ARTICLE:
━━━━━━━━━━━━━━━━

Transit Note #36

Network Interface

Implementation Notes

Andre DeHon

Original Issue: January 1991

Last Updated: Mon Nov 8 14:52:15 EST 1993

Overview

This document is a serious of notes on the implementation of the network interface component.

Node Clocking

Basic Configuration

The network interface receives its primary clock, NCLK, from the network. NCLK is the same clock seen by the RN1 routing components composing the network. This clock is used for all FSMs and most registers inside of the network interface. NCLK is divided by 2 in frequency and provided as a 5V CMOS level signal to the node. The node then buffers this clock and feeds versions of it to all parts requiring clock. An instance of the buffered node clock is fed back into the network interface. This input NODE_CLK is what the network interface actually uses on all registers which communicate directly with the node. This scheme allows a bounded amount of skew between NCLK and NODE_CLK while keeping the frequencies of the clocks closely coupled. Figure shows this clock arrangement. See (tn37) for a more global description of the MBTA clocking strategy.

━━━━━━━━━━━━━━━━

BRIEF:
Please retype the network interface notes word for word, starting at "The network interface receives" and ending at "MBTA clocking strategy.".

DATA PROVIDED:
━━━━━━━━━━━━━━━━

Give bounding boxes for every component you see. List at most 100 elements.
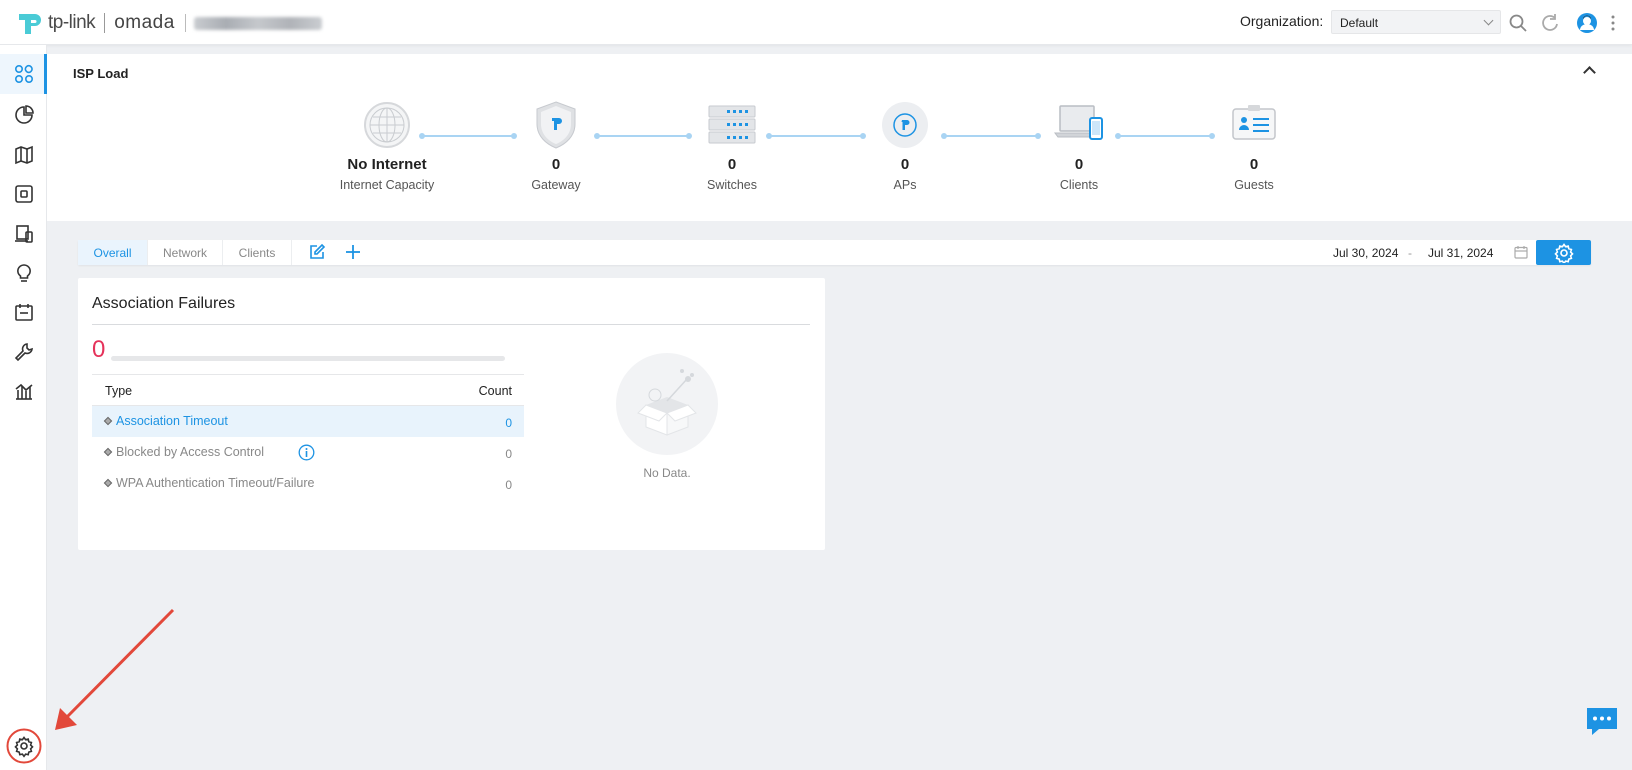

━━━━━━━━━━━━━━━━

THE SOLUTION:
The network interface receives its primary clock, NCLK, from the network. NCLK is the same clock seen by the RN1 routing components composing the network. This clock is used for all FSMs and most registers inside of the network interface. NCLK is divided by 2 in frequency and provided as a 5V CMOS level signal to the node. The node then buffers this clock and feeds versions of it to all parts requiring clock. An instance of the buffered node clock is fed back into the network interface. This input NODE_CLK is what the network interface actually uses on all registers which communicate directly with the node. This scheme allows a bounded amount of skew between NCLK and NODE_CLK while keeping the frequencies of the clocks closely coupled. Figure shows this clock arrangement. See (tn37) for a more global description of the MBTA clocking strategy.